Give as output the line that contains "Type out the text in this image.", followed by every remaining line of the entries, unchanged and with nothing added.

* START SUPPLIED MATERIAL *

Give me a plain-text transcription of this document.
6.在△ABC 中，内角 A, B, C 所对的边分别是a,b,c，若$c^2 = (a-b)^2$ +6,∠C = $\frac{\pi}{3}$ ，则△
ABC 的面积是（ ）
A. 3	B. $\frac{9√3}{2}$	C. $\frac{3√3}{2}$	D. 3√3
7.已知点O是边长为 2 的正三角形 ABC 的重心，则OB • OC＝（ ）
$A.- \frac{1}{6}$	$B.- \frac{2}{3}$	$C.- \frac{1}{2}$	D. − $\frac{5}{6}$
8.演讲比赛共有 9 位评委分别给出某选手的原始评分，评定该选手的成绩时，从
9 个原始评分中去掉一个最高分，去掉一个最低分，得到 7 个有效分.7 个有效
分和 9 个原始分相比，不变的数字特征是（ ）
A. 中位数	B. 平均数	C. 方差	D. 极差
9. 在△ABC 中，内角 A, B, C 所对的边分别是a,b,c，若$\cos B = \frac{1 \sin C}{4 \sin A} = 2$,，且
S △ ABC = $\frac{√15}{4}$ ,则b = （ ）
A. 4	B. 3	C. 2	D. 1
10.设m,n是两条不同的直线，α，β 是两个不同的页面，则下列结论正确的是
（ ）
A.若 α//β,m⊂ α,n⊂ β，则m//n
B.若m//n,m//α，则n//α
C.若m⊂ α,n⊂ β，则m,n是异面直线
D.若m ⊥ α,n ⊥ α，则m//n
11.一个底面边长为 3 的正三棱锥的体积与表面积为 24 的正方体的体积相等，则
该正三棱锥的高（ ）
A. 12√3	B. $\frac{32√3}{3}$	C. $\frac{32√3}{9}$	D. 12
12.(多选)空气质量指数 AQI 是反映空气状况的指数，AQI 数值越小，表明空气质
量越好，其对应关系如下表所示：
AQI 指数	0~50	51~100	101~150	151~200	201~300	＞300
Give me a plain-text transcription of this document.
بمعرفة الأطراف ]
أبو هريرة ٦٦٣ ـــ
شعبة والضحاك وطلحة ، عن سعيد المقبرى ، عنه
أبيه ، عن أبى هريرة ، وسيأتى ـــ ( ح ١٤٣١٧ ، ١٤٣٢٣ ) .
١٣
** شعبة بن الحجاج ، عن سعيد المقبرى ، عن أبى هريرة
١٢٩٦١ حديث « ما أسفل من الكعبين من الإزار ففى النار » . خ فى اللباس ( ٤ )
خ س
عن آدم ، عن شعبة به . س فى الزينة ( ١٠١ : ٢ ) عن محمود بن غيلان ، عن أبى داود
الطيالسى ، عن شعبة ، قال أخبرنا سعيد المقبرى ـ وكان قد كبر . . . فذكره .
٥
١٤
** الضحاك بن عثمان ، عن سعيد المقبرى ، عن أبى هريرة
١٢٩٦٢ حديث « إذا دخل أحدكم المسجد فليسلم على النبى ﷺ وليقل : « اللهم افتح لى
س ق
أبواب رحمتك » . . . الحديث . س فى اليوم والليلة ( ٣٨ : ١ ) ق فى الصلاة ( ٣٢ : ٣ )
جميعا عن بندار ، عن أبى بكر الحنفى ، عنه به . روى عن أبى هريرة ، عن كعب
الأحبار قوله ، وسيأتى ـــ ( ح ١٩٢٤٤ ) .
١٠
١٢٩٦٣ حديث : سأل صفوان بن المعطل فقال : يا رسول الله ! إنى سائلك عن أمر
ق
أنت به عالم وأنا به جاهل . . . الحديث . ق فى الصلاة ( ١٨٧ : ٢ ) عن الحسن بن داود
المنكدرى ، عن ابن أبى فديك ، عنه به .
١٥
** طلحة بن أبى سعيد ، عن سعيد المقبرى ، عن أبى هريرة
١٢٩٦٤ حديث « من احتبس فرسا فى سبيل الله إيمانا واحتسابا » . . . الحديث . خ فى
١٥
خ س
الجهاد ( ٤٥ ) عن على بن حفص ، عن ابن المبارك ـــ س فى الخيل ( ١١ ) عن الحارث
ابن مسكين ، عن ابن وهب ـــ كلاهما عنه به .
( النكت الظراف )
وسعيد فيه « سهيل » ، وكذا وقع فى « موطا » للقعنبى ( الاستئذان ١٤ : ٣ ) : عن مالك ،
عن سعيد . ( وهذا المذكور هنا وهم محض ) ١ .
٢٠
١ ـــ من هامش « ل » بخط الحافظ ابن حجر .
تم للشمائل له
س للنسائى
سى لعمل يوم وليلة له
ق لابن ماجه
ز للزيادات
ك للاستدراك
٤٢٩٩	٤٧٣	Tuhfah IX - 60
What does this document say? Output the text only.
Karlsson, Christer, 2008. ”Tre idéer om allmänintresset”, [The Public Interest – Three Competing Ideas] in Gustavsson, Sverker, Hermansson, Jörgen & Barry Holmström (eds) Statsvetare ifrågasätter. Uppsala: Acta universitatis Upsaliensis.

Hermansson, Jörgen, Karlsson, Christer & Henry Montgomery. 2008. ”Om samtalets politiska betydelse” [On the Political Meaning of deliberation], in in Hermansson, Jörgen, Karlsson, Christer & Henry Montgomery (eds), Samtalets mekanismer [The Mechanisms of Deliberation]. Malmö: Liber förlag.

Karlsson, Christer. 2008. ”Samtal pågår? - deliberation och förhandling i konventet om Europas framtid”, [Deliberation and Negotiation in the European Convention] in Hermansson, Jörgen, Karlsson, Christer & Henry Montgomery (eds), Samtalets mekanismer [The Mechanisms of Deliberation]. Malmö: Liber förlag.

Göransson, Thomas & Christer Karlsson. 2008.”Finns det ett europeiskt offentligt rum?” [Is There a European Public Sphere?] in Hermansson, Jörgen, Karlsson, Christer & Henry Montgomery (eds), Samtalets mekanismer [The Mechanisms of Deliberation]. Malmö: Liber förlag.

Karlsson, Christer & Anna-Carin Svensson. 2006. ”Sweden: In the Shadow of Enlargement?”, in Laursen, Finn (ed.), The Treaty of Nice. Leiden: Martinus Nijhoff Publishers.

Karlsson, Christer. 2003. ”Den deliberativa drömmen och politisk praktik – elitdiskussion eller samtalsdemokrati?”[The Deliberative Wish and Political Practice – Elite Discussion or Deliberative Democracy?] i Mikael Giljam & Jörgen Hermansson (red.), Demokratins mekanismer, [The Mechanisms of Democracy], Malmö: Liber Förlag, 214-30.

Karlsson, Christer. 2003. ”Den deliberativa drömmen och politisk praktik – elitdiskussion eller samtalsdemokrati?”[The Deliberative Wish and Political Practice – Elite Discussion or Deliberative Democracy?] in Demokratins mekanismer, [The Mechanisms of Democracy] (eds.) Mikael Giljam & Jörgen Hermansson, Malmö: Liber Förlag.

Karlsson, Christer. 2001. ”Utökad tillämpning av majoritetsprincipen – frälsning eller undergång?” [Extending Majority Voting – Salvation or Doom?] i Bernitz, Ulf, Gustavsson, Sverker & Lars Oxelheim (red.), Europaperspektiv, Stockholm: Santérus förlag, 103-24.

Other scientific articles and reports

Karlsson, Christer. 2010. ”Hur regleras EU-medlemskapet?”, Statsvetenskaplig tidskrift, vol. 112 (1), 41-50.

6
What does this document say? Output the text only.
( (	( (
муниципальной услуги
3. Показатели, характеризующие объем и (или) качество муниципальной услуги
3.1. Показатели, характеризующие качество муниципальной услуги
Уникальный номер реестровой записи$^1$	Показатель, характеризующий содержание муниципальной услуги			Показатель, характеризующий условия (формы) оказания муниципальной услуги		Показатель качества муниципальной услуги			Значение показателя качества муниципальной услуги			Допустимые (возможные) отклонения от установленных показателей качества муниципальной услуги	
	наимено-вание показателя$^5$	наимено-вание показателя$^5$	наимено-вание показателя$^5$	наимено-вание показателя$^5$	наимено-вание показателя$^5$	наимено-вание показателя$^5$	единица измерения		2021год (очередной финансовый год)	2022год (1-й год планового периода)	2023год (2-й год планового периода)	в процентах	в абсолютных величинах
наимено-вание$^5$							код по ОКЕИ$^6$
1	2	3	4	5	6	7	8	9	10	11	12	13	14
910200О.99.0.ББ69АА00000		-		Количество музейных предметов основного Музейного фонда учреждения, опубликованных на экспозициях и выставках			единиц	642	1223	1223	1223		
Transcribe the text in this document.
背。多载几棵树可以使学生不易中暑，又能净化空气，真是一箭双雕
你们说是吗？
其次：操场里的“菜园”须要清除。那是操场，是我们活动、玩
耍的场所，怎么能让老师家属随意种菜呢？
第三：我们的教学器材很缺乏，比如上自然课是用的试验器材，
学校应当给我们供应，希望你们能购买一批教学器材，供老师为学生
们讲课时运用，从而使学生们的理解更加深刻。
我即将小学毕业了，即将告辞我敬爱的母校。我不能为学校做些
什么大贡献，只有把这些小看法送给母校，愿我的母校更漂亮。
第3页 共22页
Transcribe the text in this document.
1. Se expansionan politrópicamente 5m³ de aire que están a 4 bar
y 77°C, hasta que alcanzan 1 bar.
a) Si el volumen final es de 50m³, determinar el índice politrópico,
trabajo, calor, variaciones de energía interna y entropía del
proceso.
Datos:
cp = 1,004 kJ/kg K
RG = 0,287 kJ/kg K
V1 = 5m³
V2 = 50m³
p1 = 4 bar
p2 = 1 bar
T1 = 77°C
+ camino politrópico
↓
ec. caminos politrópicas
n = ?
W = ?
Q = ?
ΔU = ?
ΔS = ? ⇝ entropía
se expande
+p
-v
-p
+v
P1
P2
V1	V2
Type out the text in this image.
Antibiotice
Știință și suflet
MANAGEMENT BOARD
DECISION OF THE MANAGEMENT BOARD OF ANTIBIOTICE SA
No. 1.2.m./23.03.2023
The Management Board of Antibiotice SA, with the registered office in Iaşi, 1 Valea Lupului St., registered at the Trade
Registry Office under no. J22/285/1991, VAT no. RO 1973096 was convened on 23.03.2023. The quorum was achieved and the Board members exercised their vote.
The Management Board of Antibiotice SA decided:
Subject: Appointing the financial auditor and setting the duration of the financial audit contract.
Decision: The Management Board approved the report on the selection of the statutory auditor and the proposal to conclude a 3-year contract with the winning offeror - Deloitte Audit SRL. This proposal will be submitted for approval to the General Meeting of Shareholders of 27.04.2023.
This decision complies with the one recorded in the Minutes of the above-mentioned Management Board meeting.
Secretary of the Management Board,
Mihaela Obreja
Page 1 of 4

* END SUPPLIED MATERIAL *

--- OUTPUT BELOW ---
Type out the text in this image.
Antibiotice
Știință și suflet
MANAGEMENT BOARD
DECISION OF THE MANAGEMENT BOARD OF ANTIBIOTICE SA
No. 1.2.m./23.03.2023
The Management Board of Antibiotice SA, with the registered office in Iaşi, 1 Valea Lupului St., registered at the Trade
Registry Office under no. J22/285/1991, VAT no. RO 1973096 was convened on 23.03.2023. The quorum was achieved and the Board members exercised their vote.
The Management Board of Antibiotice SA decided:
Subject: Appointing the financial auditor and setting the duration of the financial audit contract.
Decision: The Management Board approved the report on the selection of the statutory auditor and the proposal to conclude a 3-year contract with the winning offeror - Deloitte Audit SRL. This proposal will be submitted for approval to the General Meeting of Shareholders of 27.04.2023.
This decision complies with the one recorded in the Minutes of the above-mentioned Management Board meeting.
Secretary of the Management Board,
Mihaela Obreja
Page 1 of 4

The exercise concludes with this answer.